> _PROBLEM TO SOLVE_: Beginning with the line that holds "Enumerate this screenshot's", set down each line of the data below through the very last, exactly as given, and nothing beyond that.

> _ENTRIES PROVIDED_:
★ ★ ★ ★ ★

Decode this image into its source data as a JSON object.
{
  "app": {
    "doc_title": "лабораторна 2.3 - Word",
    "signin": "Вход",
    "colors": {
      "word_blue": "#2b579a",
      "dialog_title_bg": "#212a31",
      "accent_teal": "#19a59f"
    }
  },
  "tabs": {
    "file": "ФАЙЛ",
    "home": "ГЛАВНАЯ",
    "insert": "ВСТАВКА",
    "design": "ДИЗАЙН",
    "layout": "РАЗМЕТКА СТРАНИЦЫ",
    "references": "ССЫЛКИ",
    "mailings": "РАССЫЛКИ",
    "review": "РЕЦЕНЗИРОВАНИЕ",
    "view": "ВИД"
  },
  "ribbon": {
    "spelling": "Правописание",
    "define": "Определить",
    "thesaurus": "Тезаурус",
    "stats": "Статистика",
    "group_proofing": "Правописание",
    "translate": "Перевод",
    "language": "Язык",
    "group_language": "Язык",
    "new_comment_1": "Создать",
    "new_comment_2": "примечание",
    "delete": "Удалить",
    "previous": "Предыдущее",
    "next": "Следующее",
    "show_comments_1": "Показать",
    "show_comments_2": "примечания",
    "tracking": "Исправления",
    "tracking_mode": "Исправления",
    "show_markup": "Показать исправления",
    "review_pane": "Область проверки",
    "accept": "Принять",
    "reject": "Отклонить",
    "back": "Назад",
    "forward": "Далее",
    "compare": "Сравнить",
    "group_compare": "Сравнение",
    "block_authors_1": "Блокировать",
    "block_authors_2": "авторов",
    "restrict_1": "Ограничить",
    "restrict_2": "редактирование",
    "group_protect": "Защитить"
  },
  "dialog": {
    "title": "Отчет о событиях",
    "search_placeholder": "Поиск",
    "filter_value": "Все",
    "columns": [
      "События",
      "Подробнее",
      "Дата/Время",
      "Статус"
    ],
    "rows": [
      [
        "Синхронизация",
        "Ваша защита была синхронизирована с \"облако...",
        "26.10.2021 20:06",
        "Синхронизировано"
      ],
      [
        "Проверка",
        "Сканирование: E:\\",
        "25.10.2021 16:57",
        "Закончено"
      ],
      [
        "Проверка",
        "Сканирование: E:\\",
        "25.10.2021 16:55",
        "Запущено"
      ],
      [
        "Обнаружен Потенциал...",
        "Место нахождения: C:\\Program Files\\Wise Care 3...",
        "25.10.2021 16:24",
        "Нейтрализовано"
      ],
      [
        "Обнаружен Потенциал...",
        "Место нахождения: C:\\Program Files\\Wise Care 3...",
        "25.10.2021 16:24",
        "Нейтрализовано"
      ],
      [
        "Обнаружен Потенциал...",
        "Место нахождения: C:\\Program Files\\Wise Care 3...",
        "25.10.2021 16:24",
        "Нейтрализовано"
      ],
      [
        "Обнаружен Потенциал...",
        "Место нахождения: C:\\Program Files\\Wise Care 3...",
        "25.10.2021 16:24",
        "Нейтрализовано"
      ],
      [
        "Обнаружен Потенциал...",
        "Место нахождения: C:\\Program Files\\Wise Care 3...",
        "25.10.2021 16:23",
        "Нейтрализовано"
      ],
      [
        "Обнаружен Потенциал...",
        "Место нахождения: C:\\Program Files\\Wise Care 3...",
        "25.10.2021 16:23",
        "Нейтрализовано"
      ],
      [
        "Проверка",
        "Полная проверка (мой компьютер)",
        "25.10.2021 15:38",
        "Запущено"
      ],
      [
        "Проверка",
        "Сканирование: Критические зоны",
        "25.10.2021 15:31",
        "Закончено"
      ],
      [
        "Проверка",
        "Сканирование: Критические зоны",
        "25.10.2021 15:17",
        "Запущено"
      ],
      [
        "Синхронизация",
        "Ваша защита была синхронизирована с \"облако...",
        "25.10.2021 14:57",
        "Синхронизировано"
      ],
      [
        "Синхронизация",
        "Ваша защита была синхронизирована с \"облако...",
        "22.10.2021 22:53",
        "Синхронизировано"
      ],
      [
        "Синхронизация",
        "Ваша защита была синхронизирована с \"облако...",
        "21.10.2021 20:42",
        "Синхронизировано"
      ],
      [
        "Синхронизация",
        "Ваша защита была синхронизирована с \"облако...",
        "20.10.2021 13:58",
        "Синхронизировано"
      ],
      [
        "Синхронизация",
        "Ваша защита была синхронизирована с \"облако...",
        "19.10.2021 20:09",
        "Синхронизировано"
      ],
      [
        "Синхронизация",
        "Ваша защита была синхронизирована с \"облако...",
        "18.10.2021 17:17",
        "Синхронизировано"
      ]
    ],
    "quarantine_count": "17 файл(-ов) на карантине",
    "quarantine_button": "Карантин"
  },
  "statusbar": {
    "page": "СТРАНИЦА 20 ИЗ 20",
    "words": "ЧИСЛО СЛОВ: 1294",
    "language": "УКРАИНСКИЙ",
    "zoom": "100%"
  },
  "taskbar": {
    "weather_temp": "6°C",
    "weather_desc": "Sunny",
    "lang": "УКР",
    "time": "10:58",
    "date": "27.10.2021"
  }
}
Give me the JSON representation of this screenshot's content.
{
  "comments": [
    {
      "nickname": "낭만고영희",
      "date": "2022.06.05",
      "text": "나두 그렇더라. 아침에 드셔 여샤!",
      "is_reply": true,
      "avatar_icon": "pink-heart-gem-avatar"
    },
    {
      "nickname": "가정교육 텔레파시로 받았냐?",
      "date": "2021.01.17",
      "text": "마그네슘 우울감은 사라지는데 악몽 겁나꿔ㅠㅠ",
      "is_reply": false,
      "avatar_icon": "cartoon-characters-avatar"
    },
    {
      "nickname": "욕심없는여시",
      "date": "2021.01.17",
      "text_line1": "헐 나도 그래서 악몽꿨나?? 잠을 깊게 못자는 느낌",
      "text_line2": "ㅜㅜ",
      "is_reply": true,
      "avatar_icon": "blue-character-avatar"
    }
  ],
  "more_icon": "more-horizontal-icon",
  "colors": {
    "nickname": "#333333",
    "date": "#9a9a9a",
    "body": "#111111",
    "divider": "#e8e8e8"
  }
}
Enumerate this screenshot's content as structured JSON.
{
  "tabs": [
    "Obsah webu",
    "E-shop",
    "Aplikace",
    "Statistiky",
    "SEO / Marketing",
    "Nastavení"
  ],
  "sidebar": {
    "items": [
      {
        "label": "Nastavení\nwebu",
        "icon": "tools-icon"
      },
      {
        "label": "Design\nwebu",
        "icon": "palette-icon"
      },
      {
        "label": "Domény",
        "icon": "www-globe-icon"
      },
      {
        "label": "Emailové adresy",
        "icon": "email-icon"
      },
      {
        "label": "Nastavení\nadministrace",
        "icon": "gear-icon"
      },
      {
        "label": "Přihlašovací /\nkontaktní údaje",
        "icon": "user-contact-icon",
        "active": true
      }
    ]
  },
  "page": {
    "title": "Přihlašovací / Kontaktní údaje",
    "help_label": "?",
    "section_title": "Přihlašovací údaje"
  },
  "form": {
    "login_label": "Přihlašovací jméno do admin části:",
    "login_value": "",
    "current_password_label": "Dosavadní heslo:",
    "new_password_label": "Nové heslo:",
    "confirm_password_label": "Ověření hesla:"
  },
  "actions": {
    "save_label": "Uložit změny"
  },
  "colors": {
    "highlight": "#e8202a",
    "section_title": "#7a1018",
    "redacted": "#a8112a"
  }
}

★ ★ ★ ★ ★

> _EXERCISE RESULT_:
Enumerate this screenshot's content as structured JSON.
{
  "tabs": [
    "Obsah webu",
    "E-shop",
    "Aplikace",
    "Statistiky",
    "SEO / Marketing",
    "Nastavení"
  ],
  "sidebar": {
    "items": [
      {
        "label": "Nastavení\nwebu",
        "icon": "tools-icon"
      },
      {
        "label": "Design\nwebu",
        "icon": "palette-icon"
      },
      {
        "label": "Domény",
        "icon": "www-globe-icon"
      },
      {
        "label": "Emailové adresy",
        "icon": "email-icon"
      },
      {
        "label": "Nastavení\nadministrace",
        "icon": "gear-icon"
      },
      {
        "label": "Přihlašovací /\nkontaktní údaje",
        "icon": "user-contact-icon",
        "active": true
      }
    ]
  },
  "page": {
    "title": "Přihlašovací / Kontaktní údaje",
    "help_label": "?",
    "section_title": "Přihlašovací údaje"
  },
  "form": {
    "login_label": "Přihlašovací jméno do admin části:",
    "login_value": "",
    "current_password_label": "Dosavadní heslo:",
    "new_password_label": "Nové heslo:",
    "confirm_password_label": "Ověření hesla:"
  },
  "actions": {
    "save_label": "Uložit změny"
  },
  "colors": {
    "highlight": "#e8202a",
    "section_title": "#7a1018",
    "redacted": "#a8112a"
  }
}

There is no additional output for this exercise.